** To do **
Check each line of the records for "AÑOS"; collect those that have it.

** Figure record listings **
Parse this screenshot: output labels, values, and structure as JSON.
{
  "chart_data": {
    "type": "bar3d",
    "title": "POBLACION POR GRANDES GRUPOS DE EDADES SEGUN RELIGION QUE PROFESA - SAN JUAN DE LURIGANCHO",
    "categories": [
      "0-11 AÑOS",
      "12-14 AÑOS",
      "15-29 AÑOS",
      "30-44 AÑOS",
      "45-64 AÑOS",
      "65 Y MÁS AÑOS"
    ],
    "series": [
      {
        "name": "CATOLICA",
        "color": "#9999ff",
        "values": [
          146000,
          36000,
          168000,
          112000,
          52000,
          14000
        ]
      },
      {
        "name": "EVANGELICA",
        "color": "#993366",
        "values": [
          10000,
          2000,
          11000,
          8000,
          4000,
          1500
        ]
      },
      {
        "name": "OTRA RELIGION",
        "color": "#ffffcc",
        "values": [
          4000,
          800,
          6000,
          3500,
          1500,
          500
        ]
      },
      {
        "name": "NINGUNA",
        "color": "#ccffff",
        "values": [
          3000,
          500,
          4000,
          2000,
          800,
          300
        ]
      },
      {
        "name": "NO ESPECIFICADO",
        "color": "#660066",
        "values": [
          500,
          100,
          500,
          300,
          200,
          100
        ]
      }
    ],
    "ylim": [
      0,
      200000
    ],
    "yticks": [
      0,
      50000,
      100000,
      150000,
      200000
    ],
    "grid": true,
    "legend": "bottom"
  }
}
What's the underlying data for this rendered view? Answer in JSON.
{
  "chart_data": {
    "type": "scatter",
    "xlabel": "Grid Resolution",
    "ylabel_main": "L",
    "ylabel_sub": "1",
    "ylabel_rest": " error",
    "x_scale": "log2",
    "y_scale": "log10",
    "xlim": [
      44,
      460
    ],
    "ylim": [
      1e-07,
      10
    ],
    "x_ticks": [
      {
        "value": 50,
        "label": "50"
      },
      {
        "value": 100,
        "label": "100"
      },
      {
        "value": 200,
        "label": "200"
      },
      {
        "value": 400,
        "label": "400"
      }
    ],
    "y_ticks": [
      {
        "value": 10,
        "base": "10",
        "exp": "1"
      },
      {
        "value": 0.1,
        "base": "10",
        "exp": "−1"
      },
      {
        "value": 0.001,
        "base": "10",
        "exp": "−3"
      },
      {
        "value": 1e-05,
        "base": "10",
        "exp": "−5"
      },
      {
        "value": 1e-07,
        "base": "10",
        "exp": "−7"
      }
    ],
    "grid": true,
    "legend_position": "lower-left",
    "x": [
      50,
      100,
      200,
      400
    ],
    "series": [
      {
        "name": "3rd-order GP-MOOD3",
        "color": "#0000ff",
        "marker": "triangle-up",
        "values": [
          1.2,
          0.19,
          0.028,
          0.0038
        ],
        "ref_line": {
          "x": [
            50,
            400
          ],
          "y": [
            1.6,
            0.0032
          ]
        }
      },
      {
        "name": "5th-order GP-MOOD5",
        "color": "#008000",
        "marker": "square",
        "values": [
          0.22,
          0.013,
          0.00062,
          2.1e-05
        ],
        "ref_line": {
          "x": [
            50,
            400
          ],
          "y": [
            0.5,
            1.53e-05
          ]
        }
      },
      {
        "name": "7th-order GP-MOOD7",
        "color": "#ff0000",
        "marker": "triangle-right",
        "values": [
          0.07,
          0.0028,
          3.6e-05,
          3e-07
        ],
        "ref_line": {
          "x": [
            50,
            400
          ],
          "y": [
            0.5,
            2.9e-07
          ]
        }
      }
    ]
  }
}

** Complete output **
      "0-11 AÑOS",
      "12-14 AÑOS",
      "15-29 AÑOS",
      "30-44 AÑOS",
      "45-64 AÑOS",
      "65 Y MÁS AÑOS"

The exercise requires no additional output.